=== Given exercise ===
In the material below, identify each line bearing the word "同志为入党积极分子的问题". Reproduce those lines.

[Collected data entries]
____
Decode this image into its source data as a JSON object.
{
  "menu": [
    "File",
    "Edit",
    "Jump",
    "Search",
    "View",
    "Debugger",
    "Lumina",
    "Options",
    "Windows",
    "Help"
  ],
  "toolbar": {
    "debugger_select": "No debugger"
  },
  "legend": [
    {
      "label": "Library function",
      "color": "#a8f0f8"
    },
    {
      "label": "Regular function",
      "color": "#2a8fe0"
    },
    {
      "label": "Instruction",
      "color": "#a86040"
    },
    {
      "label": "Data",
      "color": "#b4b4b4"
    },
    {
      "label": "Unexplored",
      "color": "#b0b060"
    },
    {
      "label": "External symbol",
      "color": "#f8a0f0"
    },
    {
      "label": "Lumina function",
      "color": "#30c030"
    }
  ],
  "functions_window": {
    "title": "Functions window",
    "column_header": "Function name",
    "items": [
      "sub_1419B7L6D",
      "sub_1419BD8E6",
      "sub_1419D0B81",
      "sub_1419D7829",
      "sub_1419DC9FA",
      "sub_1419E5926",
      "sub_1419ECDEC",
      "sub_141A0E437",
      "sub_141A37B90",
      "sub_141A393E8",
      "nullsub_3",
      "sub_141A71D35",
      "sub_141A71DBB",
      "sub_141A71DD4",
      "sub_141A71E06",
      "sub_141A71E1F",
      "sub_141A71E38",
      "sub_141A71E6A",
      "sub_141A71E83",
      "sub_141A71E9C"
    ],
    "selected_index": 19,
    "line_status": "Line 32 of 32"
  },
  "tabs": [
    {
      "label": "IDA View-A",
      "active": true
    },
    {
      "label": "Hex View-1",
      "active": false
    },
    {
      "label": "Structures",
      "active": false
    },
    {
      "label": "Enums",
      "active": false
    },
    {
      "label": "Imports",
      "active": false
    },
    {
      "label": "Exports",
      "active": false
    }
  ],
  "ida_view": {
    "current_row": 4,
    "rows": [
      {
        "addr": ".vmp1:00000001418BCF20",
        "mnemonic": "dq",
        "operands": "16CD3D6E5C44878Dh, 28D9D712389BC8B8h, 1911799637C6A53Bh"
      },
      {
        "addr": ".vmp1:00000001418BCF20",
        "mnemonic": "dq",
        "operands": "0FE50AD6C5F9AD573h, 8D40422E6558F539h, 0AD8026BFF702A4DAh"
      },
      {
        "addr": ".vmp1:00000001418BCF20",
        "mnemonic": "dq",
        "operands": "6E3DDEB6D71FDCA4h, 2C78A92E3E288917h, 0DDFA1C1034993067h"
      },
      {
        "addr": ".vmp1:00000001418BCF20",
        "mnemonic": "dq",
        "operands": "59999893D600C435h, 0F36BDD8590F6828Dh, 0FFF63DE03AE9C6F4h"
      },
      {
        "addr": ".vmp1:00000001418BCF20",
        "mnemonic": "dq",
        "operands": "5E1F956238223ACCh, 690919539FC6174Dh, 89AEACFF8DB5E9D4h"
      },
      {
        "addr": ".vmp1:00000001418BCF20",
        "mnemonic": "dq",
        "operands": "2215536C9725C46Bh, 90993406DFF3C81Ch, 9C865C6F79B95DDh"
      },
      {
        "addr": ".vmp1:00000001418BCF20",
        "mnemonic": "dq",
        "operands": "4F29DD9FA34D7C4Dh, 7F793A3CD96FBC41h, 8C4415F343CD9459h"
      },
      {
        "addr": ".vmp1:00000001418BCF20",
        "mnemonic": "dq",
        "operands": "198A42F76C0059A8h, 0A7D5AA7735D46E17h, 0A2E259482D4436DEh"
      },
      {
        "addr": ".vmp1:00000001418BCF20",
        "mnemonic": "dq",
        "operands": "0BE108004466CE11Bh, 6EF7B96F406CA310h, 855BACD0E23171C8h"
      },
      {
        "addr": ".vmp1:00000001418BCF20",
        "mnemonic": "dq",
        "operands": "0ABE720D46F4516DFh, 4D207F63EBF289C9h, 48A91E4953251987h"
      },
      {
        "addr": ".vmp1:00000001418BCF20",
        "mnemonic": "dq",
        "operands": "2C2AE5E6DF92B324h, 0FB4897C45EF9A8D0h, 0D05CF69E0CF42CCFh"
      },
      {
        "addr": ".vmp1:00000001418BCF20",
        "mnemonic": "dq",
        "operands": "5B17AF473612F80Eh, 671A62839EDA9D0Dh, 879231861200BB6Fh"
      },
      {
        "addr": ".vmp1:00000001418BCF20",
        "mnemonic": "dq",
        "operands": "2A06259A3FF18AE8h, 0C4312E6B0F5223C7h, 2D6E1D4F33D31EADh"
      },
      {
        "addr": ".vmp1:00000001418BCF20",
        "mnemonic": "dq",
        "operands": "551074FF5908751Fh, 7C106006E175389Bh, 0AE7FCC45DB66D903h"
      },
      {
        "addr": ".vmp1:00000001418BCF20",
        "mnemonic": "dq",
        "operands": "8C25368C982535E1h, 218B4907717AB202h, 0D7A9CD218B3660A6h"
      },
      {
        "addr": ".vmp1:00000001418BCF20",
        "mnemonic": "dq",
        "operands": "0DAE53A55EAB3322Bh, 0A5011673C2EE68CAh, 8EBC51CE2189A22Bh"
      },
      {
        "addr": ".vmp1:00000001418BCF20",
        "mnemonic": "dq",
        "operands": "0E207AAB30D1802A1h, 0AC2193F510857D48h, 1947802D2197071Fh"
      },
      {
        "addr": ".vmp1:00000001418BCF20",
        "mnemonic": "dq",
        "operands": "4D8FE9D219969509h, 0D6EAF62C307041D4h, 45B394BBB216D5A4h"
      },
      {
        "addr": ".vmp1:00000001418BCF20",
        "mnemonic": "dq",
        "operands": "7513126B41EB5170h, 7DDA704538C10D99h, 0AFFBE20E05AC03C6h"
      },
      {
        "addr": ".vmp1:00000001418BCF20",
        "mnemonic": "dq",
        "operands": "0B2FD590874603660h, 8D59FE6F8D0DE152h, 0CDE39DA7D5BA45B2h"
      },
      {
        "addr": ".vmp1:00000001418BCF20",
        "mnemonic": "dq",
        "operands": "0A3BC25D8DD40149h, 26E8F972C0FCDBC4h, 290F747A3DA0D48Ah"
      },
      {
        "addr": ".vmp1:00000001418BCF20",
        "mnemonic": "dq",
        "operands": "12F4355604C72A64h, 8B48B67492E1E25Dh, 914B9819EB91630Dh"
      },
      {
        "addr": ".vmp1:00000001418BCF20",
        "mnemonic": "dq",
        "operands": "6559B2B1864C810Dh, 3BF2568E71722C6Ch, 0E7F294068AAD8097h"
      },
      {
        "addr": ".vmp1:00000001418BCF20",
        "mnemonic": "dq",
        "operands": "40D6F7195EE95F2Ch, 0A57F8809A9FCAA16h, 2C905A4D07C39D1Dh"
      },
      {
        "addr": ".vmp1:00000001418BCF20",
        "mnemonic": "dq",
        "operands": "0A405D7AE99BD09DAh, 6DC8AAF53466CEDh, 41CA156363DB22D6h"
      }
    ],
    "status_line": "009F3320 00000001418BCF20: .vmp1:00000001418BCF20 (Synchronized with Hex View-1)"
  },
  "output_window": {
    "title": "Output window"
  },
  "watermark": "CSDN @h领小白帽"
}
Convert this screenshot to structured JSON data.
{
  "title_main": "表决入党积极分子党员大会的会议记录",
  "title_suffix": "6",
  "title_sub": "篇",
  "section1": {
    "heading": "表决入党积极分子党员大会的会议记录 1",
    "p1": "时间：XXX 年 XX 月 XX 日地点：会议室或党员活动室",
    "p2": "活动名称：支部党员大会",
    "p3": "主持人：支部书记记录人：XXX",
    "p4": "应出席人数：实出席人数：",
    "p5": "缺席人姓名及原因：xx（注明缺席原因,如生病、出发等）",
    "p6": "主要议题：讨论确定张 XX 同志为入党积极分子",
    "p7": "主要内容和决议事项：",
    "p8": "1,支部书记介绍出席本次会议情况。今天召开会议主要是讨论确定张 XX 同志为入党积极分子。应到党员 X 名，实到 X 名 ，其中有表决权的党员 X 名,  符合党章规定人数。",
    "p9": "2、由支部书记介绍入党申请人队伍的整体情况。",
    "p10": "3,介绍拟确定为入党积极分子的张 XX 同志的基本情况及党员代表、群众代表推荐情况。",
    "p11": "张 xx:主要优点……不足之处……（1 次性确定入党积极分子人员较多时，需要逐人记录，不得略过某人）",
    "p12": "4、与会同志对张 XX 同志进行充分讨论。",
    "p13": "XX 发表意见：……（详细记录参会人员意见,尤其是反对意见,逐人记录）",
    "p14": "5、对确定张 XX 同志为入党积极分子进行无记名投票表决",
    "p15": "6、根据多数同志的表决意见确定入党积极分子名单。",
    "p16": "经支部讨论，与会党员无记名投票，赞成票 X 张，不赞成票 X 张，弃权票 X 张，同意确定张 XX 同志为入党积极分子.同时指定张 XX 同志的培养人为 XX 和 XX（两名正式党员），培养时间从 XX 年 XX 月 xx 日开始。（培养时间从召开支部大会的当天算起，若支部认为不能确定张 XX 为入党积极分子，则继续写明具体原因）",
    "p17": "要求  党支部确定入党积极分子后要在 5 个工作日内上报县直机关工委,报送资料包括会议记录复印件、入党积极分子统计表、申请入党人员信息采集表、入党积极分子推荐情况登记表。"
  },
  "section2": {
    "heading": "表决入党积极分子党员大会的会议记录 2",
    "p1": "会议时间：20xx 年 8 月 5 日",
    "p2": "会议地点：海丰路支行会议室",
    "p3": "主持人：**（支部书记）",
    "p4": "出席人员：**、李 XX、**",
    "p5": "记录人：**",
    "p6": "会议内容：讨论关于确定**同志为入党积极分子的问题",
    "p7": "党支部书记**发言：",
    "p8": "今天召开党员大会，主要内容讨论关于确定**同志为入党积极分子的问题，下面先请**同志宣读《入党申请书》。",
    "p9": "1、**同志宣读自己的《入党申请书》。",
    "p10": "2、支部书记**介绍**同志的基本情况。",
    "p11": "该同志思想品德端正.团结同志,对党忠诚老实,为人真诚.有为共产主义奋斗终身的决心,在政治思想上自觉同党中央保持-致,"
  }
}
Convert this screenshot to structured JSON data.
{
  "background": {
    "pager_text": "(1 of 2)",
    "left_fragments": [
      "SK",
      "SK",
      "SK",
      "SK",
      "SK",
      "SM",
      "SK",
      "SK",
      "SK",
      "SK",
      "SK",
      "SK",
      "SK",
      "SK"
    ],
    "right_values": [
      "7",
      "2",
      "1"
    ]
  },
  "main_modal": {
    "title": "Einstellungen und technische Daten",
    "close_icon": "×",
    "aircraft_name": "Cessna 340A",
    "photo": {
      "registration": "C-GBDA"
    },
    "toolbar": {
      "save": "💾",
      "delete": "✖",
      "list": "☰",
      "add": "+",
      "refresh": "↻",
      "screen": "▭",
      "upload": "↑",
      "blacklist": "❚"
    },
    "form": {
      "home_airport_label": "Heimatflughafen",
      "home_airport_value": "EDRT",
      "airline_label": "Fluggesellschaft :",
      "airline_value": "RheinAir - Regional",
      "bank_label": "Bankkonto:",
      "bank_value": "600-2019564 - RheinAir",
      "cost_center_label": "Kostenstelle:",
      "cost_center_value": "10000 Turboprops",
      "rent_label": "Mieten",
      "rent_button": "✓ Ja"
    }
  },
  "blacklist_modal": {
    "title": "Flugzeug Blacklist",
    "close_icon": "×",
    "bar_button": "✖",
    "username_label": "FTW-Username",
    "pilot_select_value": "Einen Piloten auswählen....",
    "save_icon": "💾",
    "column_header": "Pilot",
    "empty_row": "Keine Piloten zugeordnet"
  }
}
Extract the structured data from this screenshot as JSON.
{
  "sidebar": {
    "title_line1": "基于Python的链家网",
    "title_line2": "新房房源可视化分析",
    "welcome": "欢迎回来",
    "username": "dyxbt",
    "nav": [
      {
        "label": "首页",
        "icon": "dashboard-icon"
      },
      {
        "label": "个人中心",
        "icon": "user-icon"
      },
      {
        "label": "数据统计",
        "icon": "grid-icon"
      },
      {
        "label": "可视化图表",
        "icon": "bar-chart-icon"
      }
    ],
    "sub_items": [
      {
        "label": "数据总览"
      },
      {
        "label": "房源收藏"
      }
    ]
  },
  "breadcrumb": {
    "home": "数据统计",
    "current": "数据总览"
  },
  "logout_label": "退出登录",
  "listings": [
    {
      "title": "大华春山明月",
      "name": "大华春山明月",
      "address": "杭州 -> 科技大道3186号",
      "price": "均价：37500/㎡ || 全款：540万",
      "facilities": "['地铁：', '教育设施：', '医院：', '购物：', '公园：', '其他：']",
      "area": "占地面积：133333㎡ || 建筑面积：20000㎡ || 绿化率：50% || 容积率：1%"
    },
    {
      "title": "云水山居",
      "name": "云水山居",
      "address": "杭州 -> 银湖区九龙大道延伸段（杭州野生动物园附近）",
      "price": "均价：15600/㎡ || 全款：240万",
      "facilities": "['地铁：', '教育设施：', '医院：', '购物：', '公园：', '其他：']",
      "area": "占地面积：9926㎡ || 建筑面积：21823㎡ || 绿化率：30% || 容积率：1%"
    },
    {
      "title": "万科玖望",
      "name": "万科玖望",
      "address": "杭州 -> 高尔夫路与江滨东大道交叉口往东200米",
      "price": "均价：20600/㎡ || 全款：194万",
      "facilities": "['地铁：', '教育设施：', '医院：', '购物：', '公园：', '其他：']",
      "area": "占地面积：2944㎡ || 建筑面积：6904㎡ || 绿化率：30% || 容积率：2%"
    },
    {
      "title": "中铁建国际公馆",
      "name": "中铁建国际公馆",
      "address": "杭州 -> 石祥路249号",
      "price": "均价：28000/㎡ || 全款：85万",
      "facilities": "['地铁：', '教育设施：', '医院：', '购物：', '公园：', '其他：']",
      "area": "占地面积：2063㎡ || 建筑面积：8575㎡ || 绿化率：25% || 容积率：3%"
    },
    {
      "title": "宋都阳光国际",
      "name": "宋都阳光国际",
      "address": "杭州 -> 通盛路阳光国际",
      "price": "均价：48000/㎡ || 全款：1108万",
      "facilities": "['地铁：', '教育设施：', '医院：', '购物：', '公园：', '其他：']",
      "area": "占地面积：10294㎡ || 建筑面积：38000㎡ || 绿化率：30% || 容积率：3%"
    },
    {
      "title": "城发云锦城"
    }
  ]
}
____
=== The reply ===
    "p6": "会议内容：讨论关于确定**同志为入党积极分子的问题",
    "p8": "今天召开党员大会，主要内容讨论关于确定**同志为入党积极分子的问题，下面先请**同志宣读《入党申请书》。",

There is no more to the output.